__LISTING__.
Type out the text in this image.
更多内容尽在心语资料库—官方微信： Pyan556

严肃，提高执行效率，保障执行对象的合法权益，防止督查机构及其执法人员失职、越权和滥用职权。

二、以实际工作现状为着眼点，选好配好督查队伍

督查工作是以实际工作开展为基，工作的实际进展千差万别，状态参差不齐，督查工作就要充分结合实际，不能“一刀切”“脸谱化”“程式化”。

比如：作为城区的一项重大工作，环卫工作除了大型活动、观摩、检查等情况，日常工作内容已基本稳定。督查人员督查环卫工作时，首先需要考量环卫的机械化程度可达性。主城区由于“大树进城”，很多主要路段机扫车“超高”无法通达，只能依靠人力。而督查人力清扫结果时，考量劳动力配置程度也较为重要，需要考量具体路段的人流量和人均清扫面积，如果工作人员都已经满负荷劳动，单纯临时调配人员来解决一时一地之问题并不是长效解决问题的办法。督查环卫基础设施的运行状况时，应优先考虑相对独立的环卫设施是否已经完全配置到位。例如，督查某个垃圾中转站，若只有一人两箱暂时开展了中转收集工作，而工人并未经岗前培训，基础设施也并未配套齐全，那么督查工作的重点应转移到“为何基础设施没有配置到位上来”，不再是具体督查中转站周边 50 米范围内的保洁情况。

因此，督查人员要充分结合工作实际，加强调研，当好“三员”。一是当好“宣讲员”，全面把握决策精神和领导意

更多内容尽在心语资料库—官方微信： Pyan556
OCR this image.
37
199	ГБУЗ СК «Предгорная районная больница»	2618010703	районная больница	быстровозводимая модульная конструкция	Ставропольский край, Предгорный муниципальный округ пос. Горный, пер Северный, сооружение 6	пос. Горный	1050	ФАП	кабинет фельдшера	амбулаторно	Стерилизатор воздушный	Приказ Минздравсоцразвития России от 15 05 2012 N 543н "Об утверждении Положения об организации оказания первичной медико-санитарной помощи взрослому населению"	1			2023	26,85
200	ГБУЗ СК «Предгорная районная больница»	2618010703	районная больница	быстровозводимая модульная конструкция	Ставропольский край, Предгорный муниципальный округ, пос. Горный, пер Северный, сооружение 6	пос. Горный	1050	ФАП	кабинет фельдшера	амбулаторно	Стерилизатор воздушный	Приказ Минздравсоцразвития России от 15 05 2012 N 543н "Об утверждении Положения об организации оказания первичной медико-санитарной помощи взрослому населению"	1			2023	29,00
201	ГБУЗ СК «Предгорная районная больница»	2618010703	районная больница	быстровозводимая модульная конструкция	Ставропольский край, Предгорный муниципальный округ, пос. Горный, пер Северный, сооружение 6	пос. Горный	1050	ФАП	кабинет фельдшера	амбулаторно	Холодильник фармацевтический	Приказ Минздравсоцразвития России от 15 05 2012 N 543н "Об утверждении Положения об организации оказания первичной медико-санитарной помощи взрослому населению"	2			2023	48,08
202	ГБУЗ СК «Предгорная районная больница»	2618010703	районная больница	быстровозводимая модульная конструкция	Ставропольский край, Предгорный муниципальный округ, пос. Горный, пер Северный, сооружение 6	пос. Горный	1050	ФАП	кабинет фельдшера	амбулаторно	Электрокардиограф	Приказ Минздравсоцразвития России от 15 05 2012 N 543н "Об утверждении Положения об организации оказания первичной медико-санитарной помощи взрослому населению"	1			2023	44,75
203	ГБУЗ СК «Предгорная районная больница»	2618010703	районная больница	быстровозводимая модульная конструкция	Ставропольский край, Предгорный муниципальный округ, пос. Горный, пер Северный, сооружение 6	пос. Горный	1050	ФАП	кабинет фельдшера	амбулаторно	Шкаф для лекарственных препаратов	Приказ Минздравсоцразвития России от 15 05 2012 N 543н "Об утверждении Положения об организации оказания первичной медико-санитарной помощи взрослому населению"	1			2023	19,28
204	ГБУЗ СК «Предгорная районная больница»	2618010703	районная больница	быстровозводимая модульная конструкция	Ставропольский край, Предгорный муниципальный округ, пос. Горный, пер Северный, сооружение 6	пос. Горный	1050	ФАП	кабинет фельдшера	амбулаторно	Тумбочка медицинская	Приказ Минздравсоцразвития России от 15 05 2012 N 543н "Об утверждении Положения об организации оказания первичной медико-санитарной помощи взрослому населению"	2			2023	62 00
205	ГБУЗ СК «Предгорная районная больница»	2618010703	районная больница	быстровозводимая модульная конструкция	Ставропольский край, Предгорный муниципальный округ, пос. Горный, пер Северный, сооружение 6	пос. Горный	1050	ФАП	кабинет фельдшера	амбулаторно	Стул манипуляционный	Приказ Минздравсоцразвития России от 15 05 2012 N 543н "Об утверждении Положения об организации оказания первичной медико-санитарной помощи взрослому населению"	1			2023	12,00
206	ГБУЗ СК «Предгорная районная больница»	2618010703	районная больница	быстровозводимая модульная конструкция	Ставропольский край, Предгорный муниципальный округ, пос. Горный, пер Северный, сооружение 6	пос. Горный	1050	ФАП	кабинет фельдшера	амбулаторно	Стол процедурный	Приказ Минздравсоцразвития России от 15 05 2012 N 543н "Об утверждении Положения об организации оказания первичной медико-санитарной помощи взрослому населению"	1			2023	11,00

__WHAT YOU ARE ASKED TO DO__.
All records above must be set down exactly, please.

__OUTPUT BELOW__.
Type out the text in this image.
更多内容尽在心语资料库—官方微信： Pyan556

严肃，提高执行效率，保障执行对象的合法权益，防止督查机构及其执法人员失职、越权和滥用职权。

二、以实际工作现状为着眼点，选好配好督查队伍

督查工作是以实际工作开展为基，工作的实际进展千差万别，状态参差不齐，督查工作就要充分结合实际，不能“一刀切”“脸谱化”“程式化”。

比如：作为城区的一项重大工作，环卫工作除了大型活动、观摩、检查等情况，日常工作内容已基本稳定。督查人员督查环卫工作时，首先需要考量环卫的机械化程度可达性。主城区由于“大树进城”，很多主要路段机扫车“超高”无法通达，只能依靠人力。而督查人力清扫结果时，考量劳动力配置程度也较为重要，需要考量具体路段的人流量和人均清扫面积，如果工作人员都已经满负荷劳动，单纯临时调配人员来解决一时一地之问题并不是长效解决问题的办法。督查环卫基础设施的运行状况时，应优先考虑相对独立的环卫设施是否已经完全配置到位。例如，督查某个垃圾中转站，若只有一人两箱暂时开展了中转收集工作，而工人并未经岗前培训，基础设施也并未配套齐全，那么督查工作的重点应转移到“为何基础设施没有配置到位上来”，不再是具体督查中转站周边 50 米范围内的保洁情况。

因此，督查人员要充分结合工作实际，加强调研，当好“三员”。一是当好“宣讲员”，全面把握决策精神和领导意

更多内容尽在心语资料库—官方微信： Pyan556
OCR this image.
37
199	ГБУЗ СК «Предгорная районная больница»	2618010703	районная больница	быстровозводимая модульная конструкция	Ставропольский край, Предгорный муниципальный округ пос. Горный, пер Северный, сооружение 6	пос. Горный	1050	ФАП	кабинет фельдшера	амбулаторно	Стерилизатор воздушный	Приказ Минздравсоцразвития России от 15 05 2012 N 543н "Об утверждении Положения об организации оказания первичной медико-санитарной помощи взрослому населению"	1			2023	26,85
200	ГБУЗ СК «Предгорная районная больница»	2618010703	районная больница	быстровозводимая модульная конструкция	Ставропольский край, Предгорный муниципальный округ, пос. Горный, пер Северный, сооружение 6	пос. Горный	1050	ФАП	кабинет фельдшера	амбулаторно	Стерилизатор воздушный	Приказ Минздравсоцразвития России от 15 05 2012 N 543н "Об утверждении Положения об организации оказания первичной медико-санитарной помощи взрослому населению"	1			2023	29,00
201	ГБУЗ СК «Предгорная районная больница»	2618010703	районная больница	быстровозводимая модульная конструкция	Ставропольский край, Предгорный муниципальный округ, пос. Горный, пер Северный, сооружение 6	пос. Горный	1050	ФАП	кабинет фельдшера	амбулаторно	Холодильник фармацевтический	Приказ Минздравсоцразвития России от 15 05 2012 N 543н "Об утверждении Положения об организации оказания первичной медико-санитарной помощи взрослому населению"	2			2023	48,08
202	ГБУЗ СК «Предгорная районная больница»	2618010703	районная больница	быстровозводимая модульная конструкция	Ставропольский край, Предгорный муниципальный округ, пос. Горный, пер Северный, сооружение 6	пос. Горный	1050	ФАП	кабинет фельдшера	амбулаторно	Электрокардиограф	Приказ Минздравсоцразвития России от 15 05 2012 N 543н "Об утверждении Положения об организации оказания первичной медико-санитарной помощи взрослому населению"	1			2023	44,75
203	ГБУЗ СК «Предгорная районная больница»	2618010703	районная больница	быстровозводимая модульная конструкция	Ставропольский край, Предгорный муниципальный округ, пос. Горный, пер Северный, сооружение 6	пос. Горный	1050	ФАП	кабинет фельдшера	амбулаторно	Шкаф для лекарственных препаратов	Приказ Минздравсоцразвития России от 15 05 2012 N 543н "Об утверждении Положения об организации оказания первичной медико-санитарной помощи взрослому населению"	1			2023	19,28
204	ГБУЗ СК «Предгорная районная больница»	2618010703	районная больница	быстровозводимая модульная конструкция	Ставропольский край, Предгорный муниципальный округ, пос. Горный, пер Северный, сооружение 6	пос. Горный	1050	ФАП	кабинет фельдшера	амбулаторно	Тумбочка медицинская	Приказ Минздравсоцразвития России от 15 05 2012 N 543н "Об утверждении Положения об организации оказания первичной медико-санитарной помощи взрослому населению"	2			2023	62 00
205	ГБУЗ СК «Предгорная районная больница»	2618010703	районная больница	быстровозводимая модульная конструкция	Ставропольский край, Предгорный муниципальный округ, пос. Горный, пер Северный, сооружение 6	пос. Горный	1050	ФАП	кабинет фельдшера	амбулаторно	Стул манипуляционный	Приказ Минздравсоцразвития России от 15 05 2012 N 543н "Об утверждении Положения об организации оказания первичной медико-санитарной помощи взрослому населению"	1			2023	12,00
206	ГБУЗ СК «Предгорная районная больница»	2618010703	районная больница	быстровозводимая модульная конструкция	Ставропольский край, Предгорный муниципальный округ, пос. Горный, пер Северный, сооружение 6	пос. Горный	1050	ФАП	кабинет фельдшера	амбулаторно	Стол процедурный	Приказ Минздравсоцразвития России от 15 05 2012 N 543н "Об утверждении Положения об организации оказания первичной медико-санитарной помощи взрослому населению"	1			2023	11,00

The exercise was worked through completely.